ENTRIES SHOWN —
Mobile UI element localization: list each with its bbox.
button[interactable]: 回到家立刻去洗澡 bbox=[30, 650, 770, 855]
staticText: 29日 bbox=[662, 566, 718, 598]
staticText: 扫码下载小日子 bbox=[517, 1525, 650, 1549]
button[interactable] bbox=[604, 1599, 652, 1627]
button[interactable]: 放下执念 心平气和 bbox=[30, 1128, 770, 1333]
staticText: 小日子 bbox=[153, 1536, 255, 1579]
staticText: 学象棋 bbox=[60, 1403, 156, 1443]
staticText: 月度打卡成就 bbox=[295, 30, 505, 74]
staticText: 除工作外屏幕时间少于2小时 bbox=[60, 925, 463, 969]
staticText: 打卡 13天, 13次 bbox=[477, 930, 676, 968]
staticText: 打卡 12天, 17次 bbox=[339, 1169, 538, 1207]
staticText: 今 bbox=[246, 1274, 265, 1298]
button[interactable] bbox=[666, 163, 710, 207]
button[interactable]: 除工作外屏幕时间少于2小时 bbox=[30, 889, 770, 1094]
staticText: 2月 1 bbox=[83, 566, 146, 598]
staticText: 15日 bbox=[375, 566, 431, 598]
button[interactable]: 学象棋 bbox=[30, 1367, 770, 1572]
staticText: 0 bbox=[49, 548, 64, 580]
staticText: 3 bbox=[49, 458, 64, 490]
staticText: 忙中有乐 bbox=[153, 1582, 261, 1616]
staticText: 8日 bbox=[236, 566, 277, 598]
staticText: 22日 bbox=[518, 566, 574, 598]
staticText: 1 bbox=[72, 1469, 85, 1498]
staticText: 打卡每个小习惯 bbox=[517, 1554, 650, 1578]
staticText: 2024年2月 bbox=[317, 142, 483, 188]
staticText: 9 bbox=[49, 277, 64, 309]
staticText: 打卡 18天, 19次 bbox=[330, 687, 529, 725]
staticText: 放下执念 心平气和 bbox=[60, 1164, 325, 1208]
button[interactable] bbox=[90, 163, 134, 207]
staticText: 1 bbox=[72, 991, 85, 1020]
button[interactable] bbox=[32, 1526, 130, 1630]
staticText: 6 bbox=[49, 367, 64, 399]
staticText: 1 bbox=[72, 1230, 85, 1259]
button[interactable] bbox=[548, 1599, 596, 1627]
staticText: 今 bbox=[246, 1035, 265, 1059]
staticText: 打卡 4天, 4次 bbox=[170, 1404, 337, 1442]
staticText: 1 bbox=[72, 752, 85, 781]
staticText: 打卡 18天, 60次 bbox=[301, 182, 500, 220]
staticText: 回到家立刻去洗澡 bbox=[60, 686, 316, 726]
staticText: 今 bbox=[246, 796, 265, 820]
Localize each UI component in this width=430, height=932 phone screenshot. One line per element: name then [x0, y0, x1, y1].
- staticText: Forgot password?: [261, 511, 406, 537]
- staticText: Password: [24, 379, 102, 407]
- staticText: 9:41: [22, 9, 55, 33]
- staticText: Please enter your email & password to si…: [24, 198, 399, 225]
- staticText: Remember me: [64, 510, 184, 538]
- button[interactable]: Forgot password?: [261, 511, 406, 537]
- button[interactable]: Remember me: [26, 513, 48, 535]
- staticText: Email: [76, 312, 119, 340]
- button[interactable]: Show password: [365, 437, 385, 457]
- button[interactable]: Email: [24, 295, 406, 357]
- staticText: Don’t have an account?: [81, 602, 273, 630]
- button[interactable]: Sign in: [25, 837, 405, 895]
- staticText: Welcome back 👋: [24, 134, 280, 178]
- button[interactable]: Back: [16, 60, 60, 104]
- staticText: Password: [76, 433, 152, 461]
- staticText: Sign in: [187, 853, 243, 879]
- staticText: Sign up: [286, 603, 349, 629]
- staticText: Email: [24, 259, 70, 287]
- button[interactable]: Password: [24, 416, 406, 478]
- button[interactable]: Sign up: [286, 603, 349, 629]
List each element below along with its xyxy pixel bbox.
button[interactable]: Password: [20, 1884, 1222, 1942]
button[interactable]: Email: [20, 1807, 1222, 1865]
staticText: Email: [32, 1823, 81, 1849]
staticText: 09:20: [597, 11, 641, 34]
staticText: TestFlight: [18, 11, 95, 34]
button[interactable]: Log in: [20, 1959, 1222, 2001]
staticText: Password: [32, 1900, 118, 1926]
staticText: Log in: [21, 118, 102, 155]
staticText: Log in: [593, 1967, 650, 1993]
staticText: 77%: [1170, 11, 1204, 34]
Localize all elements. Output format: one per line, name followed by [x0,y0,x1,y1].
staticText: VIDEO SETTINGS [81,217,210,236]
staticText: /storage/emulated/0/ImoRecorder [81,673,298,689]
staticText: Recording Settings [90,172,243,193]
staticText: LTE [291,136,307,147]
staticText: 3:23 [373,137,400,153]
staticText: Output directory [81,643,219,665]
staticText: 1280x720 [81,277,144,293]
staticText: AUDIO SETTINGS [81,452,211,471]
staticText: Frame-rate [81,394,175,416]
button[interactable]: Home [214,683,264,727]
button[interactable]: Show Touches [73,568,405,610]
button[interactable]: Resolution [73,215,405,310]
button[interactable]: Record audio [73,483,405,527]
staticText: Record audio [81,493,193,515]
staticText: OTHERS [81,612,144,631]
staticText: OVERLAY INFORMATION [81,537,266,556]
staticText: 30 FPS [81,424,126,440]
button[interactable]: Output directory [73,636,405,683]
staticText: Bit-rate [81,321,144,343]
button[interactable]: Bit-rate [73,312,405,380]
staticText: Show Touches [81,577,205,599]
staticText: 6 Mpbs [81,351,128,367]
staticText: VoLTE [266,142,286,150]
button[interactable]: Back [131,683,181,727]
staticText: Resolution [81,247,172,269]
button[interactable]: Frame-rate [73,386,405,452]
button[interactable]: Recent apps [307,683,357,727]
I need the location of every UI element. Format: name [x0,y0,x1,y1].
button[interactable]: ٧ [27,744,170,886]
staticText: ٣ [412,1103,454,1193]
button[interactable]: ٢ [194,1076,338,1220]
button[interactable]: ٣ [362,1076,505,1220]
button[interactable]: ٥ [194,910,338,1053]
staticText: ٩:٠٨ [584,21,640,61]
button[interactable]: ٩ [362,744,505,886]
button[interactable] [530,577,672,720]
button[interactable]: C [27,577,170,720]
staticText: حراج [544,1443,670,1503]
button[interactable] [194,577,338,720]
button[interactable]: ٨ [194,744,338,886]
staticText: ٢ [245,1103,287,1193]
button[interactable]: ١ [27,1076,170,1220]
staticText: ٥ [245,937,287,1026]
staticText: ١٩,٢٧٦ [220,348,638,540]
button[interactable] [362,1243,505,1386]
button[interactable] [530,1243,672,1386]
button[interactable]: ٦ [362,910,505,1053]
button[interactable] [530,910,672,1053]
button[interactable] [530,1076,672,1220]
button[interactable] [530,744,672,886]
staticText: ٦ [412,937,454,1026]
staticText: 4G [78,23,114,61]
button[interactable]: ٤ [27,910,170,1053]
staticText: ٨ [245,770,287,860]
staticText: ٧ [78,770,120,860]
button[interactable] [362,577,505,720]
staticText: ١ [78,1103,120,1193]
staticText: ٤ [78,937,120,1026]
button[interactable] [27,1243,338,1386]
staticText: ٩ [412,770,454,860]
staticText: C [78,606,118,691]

TASK OBJECTIVE —
Turn every line of the material above into a numbered list, leaving out blank lines.

ANSWER FOR THE TASK —
1. Mobile UI element localization: list each with its bbox.
2. button[interactable]: 回到家立刻去洗澡 bbox=[30, 650, 770, 855]
3. staticText: 29日 bbox=[662, 566, 718, 598]
4. staticText: 扫码下载小日子 bbox=[517, 1525, 650, 1549]
5. button[interactable] bbox=[604, 1599, 652, 1627]
6. button[interactable]: 放下执念 心平气和 bbox=[30, 1128, 770, 1333]
7. staticText: 小日子 bbox=[153, 1536, 255, 1579]
8. staticText: 学象棋 bbox=[60, 1403, 156, 1443]
9. staticText: 月度打卡成就 bbox=[295, 30, 505, 74]
10. staticText: 除工作外屏幕时间少于2小时 bbox=[60, 925, 463, 969]
11. staticText: 打卡 13天, 13次 bbox=[477, 930, 676, 968]
12. staticText: 打卡 12天, 17次 bbox=[339, 1169, 538, 1207]
13. staticText: 今 bbox=[246, 1274, 265, 1298]
14. button[interactable] bbox=[666, 163, 710, 207]
15. button[interactable]: 除工作外屏幕时间少于2小时 bbox=[30, 889, 770, 1094]
16. staticText: 2月 1 bbox=[83, 566, 146, 598]
17. staticText: 15日 bbox=[375, 566, 431, 598]
18. button[interactable]: 学象棋 bbox=[30, 1367, 770, 1572]
19. staticText: 0 bbox=[49, 548, 64, 580]
20. staticText: 3 bbox=[49, 458, 64, 490]
21. staticText: 忙中有乐 bbox=[153, 1582, 261, 1616]
22. staticText: 8日 bbox=[236, 566, 277, 598]
23. staticText: 22日 bbox=[518, 566, 574, 598]
24. staticText: 1 bbox=[72, 1469, 85, 1498]
25. staticText: 打卡每个小习惯 bbox=[517, 1554, 650, 1578]
26. staticText: 2024年2月 bbox=[317, 142, 483, 188]
27. staticText: 9 bbox=[49, 277, 64, 309]
28. staticText: 打卡 18天, 19次 bbox=[330, 687, 529, 725]
29. staticText: 放下执念 心平气和 bbox=[60, 1164, 325, 1208]
30. button[interactable] bbox=[90, 163, 134, 207]
31. staticText: 1 bbox=[72, 991, 85, 1020]
32. button[interactable] bbox=[32, 1526, 130, 1630]
33. staticText: 6 bbox=[49, 367, 64, 399]
34. staticText: 1 bbox=[72, 1230, 85, 1259]
35. button[interactable] bbox=[548, 1599, 596, 1627]
36. staticText: 今 bbox=[246, 1035, 265, 1059]
37. staticText: 打卡 4天, 4次 bbox=[170, 1404, 337, 1442]
38. staticText: 1 bbox=[72, 752, 85, 781]
39. staticText: 打卡 18天, 60次 bbox=[301, 182, 500, 220]
40. staticText: 回到家立刻去洗澡 bbox=[60, 686, 316, 726]
41. staticText: 今 bbox=[246, 796, 265, 820]
42. Localize each UI component in this width=430, height=932 phone screenshot. One line per element: name then [x0, y0, x1, y1].
43. - staticText: Forgot password?: [261, 511, 406, 537]
44. - staticText: Password: [24, 379, 102, 407]
45. - staticText: 9:41: [22, 9, 55, 33]
46. - staticText: Please enter your email & password to si…: [24, 198, 399, 225]
47. - staticText: Remember me: [64, 510, 184, 538]
48. - button[interactable]: Forgot password?: [261, 511, 406, 537]
49. - button[interactable]: Remember me: [26, 513, 48, 535]
50. - staticText: Email: [76, 312, 119, 340]
51. - button[interactable]: Show password: [365, 437, 385, 457]
52. - button[interactable]: Email: [24, 295, 406, 357]
53. - staticText: Don’t have an account?: [81, 602, 273, 630]
54. - button[interactable]: Sign in: [25, 837, 405, 895]
55. - staticText: Welcome back 👋: [24, 134, 280, 178]
56. - button[interactable]: Back: [16, 60, 60, 104]
57. - staticText: Password: [76, 433, 152, 461]
58. - staticText: Sign in: [187, 853, 243, 879]
59. - staticText: Sign up: [286, 603, 349, 629]
60. - staticText: Email: [24, 259, 70, 287]
61. - button[interactable]: Password: [24, 416, 406, 478]
62. - button[interactable]: Sign up: [286, 603, 349, 629]
63. List each element below along with its xyxy pixel bbox.
64. button[interactable]: Password: [20, 1884, 1222, 1942]
65. button[interactable]: Email: [20, 1807, 1222, 1865]
66. staticText: Email: [32, 1823, 81, 1849]
67. staticText: 09:20: [597, 11, 641, 34]
68. staticText: TestFlight: [18, 11, 95, 34]
69. button[interactable]: Log in: [20, 1959, 1222, 2001]
70. staticText: Password: [32, 1900, 118, 1926]
71. staticText: Log in: [21, 118, 102, 155]
72. staticText: Log in: [593, 1967, 650, 1993]
73. staticText: 77%: [1170, 11, 1204, 34]
74. Localize all elements. Output format: one per line, name followed by [x0,y0,x1,y1].
75. staticText: VIDEO SETTINGS [81,217,210,236]
76. staticText: /storage/emulated/0/ImoRecorder [81,673,298,689]
77. staticText: Recording Settings [90,172,243,193]
78. staticText: LTE [291,136,307,147]
79. staticText: 3:23 [373,137,400,153]
80. staticText: Output directory [81,643,219,665]
81. staticText: 1280x720 [81,277,144,293]
82. staticText: AUDIO SETTINGS [81,452,211,471]
83. staticText: Frame-rate [81,394,175,416]
84. button[interactable]: Home [214,683,264,727]
85. button[interactable]: Show Touches [73,568,405,610]
86. button[interactable]: Resolution [73,215,405,310]
87. button[interactable]: Record audio [73,483,405,527]
88. staticText: Record audio [81,493,193,515]
89. staticText: OTHERS [81,612,144,631]
90. staticText: OVERLAY INFORMATION [81,537,266,556]
91. staticText: 30 FPS [81,424,126,440]
92. button[interactable]: Output directory [73,636,405,683]
93. staticText: Bit-rate [81,321,144,343]
94. button[interactable]: Bit-rate [73,312,405,380]
95. staticText: Show Touches [81,577,205,599]
96. staticText: 6 Mpbs [81,351,128,367]
97. staticText: VoLTE [266,142,286,150]
98. button[interactable]: Back [131,683,181,727]
99. staticText: Resolution [81,247,172,269]
100. button[interactable]: Frame-rate [73,386,405,452]
101. button[interactable]: Recent apps [307,683,357,727]
102. I need the location of every UI element. Format: name [x0,y0,x1,y1].
103. button[interactable]: ٧ [27,744,170,886]
104. staticText: ٣ [412,1103,454,1193]
105. button[interactable]: ٢ [194,1076,338,1220]
106. button[interactable]: ٣ [362,1076,505,1220]
107. button[interactable]: ٥ [194,910,338,1053]
108. staticText: ٩:٠٨ [584,21,640,61]
109. button[interactable]: ٩ [362,744,505,886]
110. button[interactable] [530,577,672,720]
111. button[interactable]: C [27,577,170,720]
112. staticText: حراج [544,1443,670,1503]
113. button[interactable] [194,577,338,720]
114. button[interactable]: ٨ [194,744,338,886]
115. staticText: ٢ [245,1103,287,1193]
116. button[interactable]: ١ [27,1076,170,1220]
117. staticText: ٥ [245,937,287,1026]
118. staticText: ١٩,٢٧٦ [220,348,638,540]
119. button[interactable] [362,1243,505,1386]
120. button[interactable] [530,1243,672,1386]
121. button[interactable]: ٦ [362,910,505,1053]
122. button[interactable] [530,910,672,1053]
123. button[interactable] [530,1076,672,1220]
124. button[interactable] [530,744,672,886]
125. staticText: ٦ [412,937,454,1026]
126. staticText: 4G [78,23,114,61]
127. button[interactable]: ٤ [27,910,170,1053]
128. staticText: ٨ [245,770,287,860]
129. staticText: ٧ [78,770,120,860]
130. button[interactable] [362,577,505,720]
131. staticText: ١ [78,1103,120,1193]
132. staticText: ٤ [78,937,120,1026]
133. button[interactable] [27,1243,338,1386]
134. staticText: ٩ [412,770,454,860]
135. staticText: C [78,606,118,691]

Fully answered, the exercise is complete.